--- begin ---

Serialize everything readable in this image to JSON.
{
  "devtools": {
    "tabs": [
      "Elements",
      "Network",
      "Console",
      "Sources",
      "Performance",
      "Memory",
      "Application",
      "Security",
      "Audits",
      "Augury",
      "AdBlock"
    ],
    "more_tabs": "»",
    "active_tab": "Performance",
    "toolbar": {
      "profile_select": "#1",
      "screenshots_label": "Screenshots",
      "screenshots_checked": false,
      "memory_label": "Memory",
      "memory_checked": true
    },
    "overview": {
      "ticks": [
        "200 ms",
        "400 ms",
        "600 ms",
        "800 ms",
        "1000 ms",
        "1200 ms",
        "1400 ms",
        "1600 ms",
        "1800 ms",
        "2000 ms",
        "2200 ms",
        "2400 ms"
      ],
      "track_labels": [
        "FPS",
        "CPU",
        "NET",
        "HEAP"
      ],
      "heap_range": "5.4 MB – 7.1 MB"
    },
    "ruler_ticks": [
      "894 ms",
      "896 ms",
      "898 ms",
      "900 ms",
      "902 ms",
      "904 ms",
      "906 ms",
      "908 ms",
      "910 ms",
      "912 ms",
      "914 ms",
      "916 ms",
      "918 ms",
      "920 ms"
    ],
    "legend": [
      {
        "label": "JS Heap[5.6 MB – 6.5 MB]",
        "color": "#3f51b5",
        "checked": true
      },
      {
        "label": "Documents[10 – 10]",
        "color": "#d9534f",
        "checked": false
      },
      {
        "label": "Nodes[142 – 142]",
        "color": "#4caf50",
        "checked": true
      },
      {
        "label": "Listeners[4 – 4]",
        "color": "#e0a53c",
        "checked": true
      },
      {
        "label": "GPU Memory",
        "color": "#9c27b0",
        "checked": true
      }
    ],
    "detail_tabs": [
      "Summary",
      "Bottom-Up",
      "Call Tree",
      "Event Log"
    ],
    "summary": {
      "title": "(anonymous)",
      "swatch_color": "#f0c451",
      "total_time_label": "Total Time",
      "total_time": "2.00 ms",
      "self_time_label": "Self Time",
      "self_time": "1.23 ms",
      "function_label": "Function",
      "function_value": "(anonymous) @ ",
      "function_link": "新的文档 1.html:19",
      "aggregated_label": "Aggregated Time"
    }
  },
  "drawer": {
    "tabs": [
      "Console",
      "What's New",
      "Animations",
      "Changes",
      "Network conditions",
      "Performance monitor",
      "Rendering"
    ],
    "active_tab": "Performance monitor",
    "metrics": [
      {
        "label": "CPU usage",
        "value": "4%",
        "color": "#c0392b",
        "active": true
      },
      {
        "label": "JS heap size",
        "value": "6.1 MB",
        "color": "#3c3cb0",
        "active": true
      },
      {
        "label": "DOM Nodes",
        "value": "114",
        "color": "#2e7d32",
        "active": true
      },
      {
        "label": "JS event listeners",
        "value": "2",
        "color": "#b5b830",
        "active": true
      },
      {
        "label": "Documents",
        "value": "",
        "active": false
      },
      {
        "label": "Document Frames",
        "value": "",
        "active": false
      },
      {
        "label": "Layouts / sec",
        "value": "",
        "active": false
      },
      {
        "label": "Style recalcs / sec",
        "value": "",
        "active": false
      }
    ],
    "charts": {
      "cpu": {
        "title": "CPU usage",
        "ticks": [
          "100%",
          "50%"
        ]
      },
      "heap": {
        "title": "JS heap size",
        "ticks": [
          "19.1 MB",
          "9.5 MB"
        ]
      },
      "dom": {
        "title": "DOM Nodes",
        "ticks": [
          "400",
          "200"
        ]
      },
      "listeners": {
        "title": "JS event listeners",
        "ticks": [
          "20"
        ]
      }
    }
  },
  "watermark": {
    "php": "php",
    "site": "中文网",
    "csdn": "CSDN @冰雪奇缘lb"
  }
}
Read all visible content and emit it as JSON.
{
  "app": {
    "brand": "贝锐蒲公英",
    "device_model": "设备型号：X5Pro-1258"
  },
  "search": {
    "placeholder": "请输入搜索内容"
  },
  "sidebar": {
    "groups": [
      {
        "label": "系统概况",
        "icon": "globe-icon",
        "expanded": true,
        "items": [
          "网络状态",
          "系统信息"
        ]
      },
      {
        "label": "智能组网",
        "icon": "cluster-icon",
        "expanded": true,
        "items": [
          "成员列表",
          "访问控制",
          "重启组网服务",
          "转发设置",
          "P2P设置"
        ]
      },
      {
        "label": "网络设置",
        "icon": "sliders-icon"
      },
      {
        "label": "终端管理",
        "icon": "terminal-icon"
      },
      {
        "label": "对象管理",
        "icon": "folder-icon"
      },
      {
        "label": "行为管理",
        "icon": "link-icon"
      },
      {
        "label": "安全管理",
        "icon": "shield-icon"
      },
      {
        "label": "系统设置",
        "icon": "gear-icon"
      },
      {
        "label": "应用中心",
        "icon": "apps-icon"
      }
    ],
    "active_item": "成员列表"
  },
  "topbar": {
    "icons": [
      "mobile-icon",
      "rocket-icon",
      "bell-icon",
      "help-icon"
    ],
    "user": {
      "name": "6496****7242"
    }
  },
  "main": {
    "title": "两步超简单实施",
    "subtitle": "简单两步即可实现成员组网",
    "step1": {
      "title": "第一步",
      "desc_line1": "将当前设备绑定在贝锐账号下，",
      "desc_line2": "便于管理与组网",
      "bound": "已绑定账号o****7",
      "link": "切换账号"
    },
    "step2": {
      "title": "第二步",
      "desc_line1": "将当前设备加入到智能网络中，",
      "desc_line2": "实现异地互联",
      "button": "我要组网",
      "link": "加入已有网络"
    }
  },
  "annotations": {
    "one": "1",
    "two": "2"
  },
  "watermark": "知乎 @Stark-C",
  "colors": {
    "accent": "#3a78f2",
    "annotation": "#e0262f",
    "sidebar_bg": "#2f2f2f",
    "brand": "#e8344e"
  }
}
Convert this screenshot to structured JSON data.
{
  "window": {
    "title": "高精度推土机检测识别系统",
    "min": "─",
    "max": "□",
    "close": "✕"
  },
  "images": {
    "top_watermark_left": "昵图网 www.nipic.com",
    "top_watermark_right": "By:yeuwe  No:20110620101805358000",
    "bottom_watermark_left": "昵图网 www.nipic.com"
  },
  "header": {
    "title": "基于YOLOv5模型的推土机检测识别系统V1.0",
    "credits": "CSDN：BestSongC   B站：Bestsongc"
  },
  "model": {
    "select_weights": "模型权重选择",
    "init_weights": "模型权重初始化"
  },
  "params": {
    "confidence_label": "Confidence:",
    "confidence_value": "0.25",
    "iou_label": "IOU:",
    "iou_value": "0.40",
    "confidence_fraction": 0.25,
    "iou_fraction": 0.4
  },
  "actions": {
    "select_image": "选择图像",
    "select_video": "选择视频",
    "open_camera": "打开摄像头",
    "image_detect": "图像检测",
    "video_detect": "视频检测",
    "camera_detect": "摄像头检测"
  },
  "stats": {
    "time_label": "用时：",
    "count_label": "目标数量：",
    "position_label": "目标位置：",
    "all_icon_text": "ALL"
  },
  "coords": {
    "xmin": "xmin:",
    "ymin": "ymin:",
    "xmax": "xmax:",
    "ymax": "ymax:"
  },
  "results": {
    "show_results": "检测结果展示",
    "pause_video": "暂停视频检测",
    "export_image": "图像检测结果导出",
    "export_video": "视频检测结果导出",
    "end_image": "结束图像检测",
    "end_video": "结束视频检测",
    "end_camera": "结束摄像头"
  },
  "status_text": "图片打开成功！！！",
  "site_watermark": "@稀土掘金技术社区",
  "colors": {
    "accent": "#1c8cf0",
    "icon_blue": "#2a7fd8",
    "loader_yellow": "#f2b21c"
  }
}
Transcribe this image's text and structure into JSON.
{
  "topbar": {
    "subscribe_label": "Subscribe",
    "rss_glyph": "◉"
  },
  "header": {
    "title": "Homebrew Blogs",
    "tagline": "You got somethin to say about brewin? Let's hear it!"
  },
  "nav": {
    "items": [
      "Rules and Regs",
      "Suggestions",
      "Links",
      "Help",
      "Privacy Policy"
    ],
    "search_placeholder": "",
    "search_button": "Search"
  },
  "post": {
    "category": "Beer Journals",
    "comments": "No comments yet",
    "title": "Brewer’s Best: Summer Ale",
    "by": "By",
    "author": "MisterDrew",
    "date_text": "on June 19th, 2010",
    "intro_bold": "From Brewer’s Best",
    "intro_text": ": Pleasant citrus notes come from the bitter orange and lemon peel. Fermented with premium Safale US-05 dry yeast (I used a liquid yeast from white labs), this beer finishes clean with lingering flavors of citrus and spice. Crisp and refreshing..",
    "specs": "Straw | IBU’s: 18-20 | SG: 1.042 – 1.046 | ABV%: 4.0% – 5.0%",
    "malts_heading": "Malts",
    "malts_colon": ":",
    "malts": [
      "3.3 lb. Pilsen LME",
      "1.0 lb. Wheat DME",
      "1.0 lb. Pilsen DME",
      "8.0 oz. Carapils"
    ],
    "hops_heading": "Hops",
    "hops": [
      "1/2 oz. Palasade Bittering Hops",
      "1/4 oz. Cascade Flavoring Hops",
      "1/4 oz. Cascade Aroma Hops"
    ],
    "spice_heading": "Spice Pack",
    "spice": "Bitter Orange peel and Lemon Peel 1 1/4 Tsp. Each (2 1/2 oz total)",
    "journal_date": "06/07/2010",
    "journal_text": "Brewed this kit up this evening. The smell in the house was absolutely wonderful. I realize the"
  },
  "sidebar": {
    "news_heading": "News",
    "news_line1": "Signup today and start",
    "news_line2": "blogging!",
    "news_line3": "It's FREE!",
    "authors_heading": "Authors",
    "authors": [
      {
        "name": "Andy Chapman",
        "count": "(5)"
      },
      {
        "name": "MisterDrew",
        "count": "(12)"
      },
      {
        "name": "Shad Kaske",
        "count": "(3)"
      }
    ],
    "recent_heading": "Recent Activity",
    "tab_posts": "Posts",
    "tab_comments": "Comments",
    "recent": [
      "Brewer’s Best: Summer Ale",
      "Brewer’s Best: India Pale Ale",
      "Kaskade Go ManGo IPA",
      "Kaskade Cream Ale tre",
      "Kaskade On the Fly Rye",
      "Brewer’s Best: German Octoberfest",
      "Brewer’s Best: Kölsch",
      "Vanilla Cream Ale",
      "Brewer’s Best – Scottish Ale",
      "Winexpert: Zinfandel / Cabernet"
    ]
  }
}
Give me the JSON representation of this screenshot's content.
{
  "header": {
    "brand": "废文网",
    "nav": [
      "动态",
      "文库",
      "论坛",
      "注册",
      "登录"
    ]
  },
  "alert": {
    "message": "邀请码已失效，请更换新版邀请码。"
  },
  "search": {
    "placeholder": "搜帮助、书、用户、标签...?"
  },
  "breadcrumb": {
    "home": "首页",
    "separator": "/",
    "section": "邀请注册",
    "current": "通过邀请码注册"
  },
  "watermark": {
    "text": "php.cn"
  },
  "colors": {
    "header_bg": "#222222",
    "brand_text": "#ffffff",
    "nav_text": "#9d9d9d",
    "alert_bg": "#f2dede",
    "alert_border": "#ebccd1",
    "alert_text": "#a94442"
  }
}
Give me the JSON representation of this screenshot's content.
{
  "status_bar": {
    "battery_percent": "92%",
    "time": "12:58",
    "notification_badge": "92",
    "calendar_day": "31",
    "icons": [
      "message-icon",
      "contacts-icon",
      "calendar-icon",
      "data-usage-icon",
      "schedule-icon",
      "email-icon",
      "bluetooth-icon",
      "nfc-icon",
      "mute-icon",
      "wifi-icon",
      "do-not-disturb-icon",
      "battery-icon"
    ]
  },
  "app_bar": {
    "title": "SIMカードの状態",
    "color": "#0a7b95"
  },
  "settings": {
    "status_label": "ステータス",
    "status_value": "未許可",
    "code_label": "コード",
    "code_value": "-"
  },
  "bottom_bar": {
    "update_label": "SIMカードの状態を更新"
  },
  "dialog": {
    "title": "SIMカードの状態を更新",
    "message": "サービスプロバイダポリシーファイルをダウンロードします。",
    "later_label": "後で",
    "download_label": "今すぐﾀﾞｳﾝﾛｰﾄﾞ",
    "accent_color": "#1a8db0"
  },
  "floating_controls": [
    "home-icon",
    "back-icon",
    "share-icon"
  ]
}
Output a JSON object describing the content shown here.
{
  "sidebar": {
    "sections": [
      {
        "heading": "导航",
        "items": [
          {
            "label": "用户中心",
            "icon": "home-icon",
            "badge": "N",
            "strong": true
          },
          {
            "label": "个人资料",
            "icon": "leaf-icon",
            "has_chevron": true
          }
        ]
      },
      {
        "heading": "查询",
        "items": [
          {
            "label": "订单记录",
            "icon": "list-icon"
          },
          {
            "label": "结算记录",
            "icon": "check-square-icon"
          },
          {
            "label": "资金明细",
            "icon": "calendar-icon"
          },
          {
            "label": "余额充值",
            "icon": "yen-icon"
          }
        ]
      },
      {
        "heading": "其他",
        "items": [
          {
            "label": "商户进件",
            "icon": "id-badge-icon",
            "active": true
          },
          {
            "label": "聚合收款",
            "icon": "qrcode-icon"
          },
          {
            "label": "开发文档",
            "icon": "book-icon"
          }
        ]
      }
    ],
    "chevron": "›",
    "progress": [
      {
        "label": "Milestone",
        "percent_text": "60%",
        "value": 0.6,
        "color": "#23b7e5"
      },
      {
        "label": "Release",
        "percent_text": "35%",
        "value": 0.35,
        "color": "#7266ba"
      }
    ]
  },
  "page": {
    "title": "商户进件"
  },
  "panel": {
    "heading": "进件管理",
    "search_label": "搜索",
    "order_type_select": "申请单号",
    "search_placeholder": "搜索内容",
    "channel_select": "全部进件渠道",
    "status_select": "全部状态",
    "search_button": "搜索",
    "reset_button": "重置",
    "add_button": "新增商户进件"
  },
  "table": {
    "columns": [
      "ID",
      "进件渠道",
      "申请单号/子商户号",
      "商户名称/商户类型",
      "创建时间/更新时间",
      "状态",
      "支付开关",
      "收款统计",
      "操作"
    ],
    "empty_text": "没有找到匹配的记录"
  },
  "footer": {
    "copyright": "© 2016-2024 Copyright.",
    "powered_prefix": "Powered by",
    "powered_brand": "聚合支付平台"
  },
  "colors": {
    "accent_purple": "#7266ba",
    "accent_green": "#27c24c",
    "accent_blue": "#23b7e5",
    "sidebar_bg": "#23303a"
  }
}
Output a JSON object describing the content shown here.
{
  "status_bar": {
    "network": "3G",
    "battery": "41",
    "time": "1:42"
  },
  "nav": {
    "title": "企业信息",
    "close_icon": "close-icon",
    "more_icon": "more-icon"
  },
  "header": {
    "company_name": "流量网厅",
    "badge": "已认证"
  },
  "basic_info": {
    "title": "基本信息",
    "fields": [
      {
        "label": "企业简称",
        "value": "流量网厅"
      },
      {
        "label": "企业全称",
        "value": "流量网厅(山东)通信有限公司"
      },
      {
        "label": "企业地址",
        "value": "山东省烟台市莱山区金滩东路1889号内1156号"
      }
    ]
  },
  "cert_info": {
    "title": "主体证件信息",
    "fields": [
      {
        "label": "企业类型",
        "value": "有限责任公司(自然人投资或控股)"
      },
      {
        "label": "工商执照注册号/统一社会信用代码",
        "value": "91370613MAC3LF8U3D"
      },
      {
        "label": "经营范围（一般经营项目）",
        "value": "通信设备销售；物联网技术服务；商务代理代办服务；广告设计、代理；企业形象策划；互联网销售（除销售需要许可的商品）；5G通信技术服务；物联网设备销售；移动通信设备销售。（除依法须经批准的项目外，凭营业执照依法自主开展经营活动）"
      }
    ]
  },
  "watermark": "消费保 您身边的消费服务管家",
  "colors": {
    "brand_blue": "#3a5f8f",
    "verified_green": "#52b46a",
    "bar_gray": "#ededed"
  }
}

--- end ---

EXERCISE REQUIREMENTS:
Find the string "MisterDrew" in the records, then copy each line where it occurs.

ANSWER FOR THE TASK:
    "author": "MisterDrew",
        "name": "MisterDrew",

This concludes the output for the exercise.